Records ▸
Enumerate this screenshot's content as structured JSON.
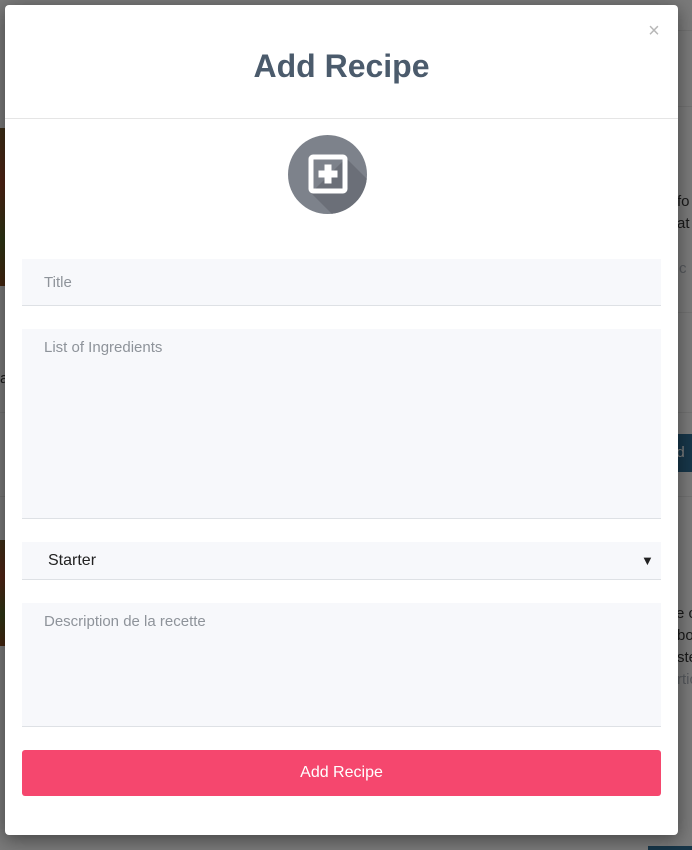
{
  "background": {
    "fragments": [
      "fo",
      "at",
      "c",
      "a",
      "dd",
      "e c",
      "bo",
      "ste",
      "rtic"
    ]
  },
  "modal": {
    "title": "Add Recipe",
    "close_label": "×",
    "image_upload_icon": "plus-square-icon",
    "form": {
      "title_placeholder": "Title",
      "ingredients_placeholder": "List of Ingredients",
      "category_selected": "Starter",
      "category_arrow": "▼",
      "description_placeholder": "Description de la recette",
      "submit_label": "Add Recipe"
    }
  },
  "colors": {
    "title": "#4b5b6c",
    "submit_button": "#f5476e",
    "field_background": "#f7f8fb",
    "icon_circle": "#7d828b",
    "background_button": "#2f6d93"
  }
}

Short problem ▸ Restate each of the entries above word for word and skip every image.

Correct response ▸
Enumerate this screenshot's content as structured JSON.
{
  "background": {
    "fragments": [
      "fo",
      "at",
      "c",
      "a",
      "dd",
      "e c",
      "bo",
      "ste",
      "rtic"
    ]
  },
  "modal": {
    "title": "Add Recipe",
    "close_label": "×",
    "image_upload_icon": "plus-square-icon",
    "form": {
      "title_placeholder": "Title",
      "ingredients_placeholder": "List of Ingredients",
      "category_selected": "Starter",
      "category_arrow": "▼",
      "description_placeholder": "Description de la recette",
      "submit_label": "Add Recipe"
    }
  },
  "colors": {
    "title": "#4b5b6c",
    "submit_button": "#f5476e",
    "field_background": "#f7f8fb",
    "icon_circle": "#7d828b",
    "background_button": "#2f6d93"
  }
}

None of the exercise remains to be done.